## Stated task
Below are some entries. Output each one exactly as it appears.

**** Material for this exercise

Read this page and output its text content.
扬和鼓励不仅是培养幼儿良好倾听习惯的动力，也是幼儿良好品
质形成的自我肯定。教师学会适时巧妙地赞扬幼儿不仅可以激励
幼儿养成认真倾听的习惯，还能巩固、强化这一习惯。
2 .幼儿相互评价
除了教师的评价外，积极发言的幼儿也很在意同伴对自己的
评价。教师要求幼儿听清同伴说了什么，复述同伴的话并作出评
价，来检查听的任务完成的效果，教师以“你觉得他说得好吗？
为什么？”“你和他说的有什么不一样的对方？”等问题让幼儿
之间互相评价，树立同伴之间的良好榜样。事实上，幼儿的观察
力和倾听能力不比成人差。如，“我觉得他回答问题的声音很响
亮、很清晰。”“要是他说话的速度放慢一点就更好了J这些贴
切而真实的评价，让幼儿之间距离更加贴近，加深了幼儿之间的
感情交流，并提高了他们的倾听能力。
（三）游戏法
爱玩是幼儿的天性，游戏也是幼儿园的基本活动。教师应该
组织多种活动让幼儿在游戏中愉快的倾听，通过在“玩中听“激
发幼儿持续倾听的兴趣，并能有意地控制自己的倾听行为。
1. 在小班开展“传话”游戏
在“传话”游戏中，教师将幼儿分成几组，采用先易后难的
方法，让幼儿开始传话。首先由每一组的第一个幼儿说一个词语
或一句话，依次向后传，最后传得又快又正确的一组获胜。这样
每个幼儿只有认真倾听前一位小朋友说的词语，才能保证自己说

********

## Final answer
Read this page and output its text content.
扬和鼓励不仅是培养幼儿良好倾听习惯的动力，也是幼儿良好品
质形成的自我肯定。教师学会适时巧妙地赞扬幼儿不仅可以激励
幼儿养成认真倾听的习惯，还能巩固、强化这一习惯。
2 .幼儿相互评价
除了教师的评价外，积极发言的幼儿也很在意同伴对自己的
评价。教师要求幼儿听清同伴说了什么，复述同伴的话并作出评
价，来检查听的任务完成的效果，教师以“你觉得他说得好吗？
为什么？”“你和他说的有什么不一样的对方？”等问题让幼儿
之间互相评价，树立同伴之间的良好榜样。事实上，幼儿的观察
力和倾听能力不比成人差。如，“我觉得他回答问题的声音很响
亮、很清晰。”“要是他说话的速度放慢一点就更好了J这些贴
切而真实的评价，让幼儿之间距离更加贴近，加深了幼儿之间的
感情交流，并提高了他们的倾听能力。
（三）游戏法
爱玩是幼儿的天性，游戏也是幼儿园的基本活动。教师应该
组织多种活动让幼儿在游戏中愉快的倾听，通过在“玩中听“激
发幼儿持续倾听的兴趣，并能有意地控制自己的倾听行为。
1. 在小班开展“传话”游戏
在“传话”游戏中，教师将幼儿分成几组，采用先易后难的
方法，让幼儿开始传话。首先由每一组的第一个幼儿说一个词语
或一句话，依次向后传，最后传得又快又正确的一组获胜。这样
每个幼儿只有认真倾听前一位小朋友说的词语，才能保证自己说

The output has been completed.